◆ EXERCISE INSTRUCTIONS: Lines containing the word "JSON" are to be located and copied.

◆ RECORDS FOR THE TASK:
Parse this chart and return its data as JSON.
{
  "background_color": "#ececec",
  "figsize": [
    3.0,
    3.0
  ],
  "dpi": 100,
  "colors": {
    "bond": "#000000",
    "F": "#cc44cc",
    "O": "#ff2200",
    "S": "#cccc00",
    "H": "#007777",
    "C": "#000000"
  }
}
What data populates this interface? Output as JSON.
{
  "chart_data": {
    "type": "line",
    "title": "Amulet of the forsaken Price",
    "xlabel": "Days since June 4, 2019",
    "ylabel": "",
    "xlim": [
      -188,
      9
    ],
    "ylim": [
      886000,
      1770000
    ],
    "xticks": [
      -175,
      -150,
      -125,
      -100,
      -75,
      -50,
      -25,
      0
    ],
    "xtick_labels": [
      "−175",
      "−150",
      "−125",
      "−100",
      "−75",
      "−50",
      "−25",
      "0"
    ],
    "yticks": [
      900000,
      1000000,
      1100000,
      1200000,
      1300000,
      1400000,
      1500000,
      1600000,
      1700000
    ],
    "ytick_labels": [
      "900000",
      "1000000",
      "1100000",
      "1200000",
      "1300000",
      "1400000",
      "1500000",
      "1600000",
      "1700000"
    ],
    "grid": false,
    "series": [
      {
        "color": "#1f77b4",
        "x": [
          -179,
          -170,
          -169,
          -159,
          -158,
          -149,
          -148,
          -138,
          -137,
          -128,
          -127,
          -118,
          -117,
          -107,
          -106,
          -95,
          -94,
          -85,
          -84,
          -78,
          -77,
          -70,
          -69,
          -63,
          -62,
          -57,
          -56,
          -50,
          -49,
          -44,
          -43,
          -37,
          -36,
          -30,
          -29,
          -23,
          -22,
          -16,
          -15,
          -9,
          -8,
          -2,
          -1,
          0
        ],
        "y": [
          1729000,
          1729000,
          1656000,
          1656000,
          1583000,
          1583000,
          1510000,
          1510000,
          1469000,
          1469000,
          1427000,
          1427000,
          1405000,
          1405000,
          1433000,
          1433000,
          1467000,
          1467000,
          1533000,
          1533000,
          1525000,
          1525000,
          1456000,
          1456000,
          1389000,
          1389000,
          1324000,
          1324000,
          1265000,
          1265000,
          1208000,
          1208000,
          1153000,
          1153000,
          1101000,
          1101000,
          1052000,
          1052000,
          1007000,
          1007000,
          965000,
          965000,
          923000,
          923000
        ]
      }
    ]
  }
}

◆ REPLY TO THE TASK:
Parse this chart and return its data as JSON.
What data populates this interface? Output as JSON.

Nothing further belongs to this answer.